● **REQUIREMENTS**
Extract, from the records beneath this instruction, each line that contains the word "coefficient".

Items listed in a dataset

________

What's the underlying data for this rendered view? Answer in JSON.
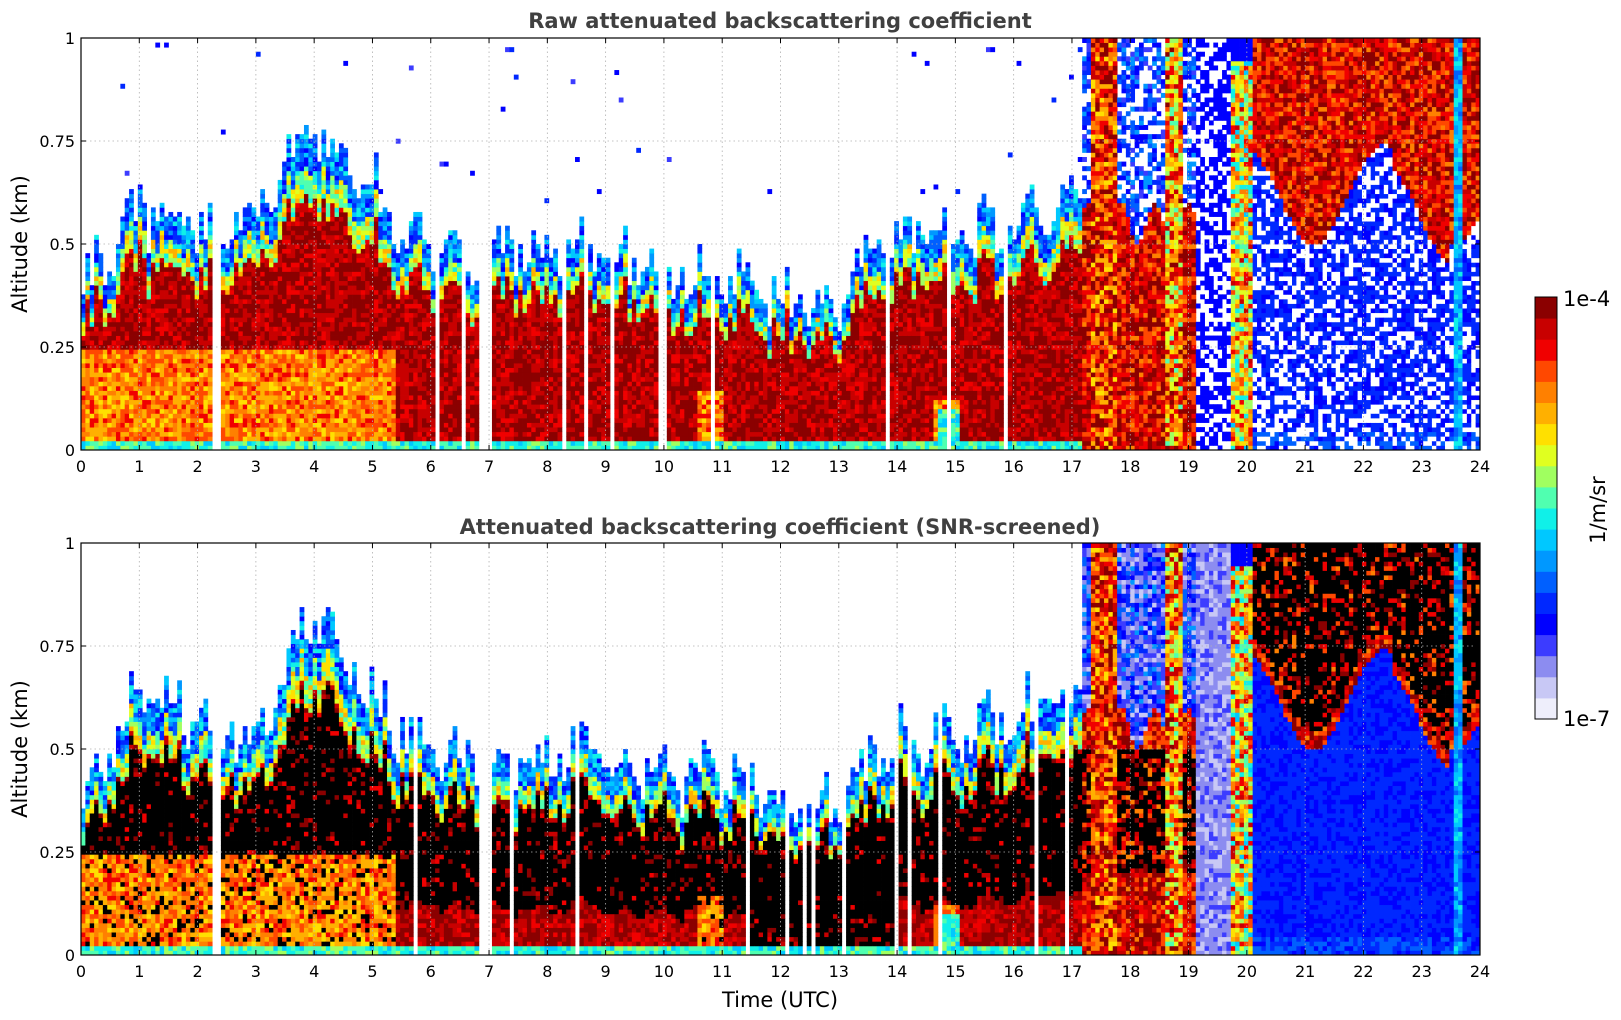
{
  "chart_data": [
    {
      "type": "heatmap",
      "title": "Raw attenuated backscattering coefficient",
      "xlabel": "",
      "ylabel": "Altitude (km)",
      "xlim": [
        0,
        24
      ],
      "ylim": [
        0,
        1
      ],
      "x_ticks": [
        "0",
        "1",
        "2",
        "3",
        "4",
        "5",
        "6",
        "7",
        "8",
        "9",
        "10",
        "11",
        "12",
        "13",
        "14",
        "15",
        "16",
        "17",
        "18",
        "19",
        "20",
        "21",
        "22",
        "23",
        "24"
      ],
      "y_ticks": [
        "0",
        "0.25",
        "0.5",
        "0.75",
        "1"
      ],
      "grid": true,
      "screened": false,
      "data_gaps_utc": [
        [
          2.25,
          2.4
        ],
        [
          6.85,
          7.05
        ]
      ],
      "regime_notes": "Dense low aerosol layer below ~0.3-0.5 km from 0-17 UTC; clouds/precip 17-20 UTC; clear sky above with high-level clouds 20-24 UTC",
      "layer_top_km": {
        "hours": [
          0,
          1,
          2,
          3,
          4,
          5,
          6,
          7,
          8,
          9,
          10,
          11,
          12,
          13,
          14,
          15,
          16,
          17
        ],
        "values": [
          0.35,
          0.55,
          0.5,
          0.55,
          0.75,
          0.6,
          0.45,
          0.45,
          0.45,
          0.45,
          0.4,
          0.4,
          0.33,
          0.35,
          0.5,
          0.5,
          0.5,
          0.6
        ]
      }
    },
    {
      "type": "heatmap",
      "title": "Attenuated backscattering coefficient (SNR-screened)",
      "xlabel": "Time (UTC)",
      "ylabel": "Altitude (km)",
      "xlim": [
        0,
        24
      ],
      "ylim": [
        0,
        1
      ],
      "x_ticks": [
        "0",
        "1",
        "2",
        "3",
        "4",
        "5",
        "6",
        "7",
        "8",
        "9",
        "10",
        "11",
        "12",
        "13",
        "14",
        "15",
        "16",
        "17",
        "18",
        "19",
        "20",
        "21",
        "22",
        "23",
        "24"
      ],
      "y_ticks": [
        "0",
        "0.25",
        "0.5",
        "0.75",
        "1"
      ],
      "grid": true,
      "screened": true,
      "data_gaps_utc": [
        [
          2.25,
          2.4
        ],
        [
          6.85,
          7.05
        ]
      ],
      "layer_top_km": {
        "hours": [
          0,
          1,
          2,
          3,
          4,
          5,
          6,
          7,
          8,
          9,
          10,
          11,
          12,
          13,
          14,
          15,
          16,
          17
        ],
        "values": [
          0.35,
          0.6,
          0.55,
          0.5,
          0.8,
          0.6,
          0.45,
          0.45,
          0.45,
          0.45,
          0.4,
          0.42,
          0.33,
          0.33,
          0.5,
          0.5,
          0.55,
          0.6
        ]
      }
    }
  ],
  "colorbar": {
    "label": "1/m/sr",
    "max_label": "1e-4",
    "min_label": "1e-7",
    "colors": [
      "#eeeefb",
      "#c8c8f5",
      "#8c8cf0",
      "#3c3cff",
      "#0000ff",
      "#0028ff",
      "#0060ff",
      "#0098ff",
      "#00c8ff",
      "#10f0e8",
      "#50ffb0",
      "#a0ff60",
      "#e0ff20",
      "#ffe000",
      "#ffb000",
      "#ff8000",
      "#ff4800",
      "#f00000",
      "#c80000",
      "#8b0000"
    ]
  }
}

________

● **SOLUTION**
      "title": "Raw attenuated backscattering coefficient",
      "title": "Attenuated backscattering coefficient (SNR-screened)",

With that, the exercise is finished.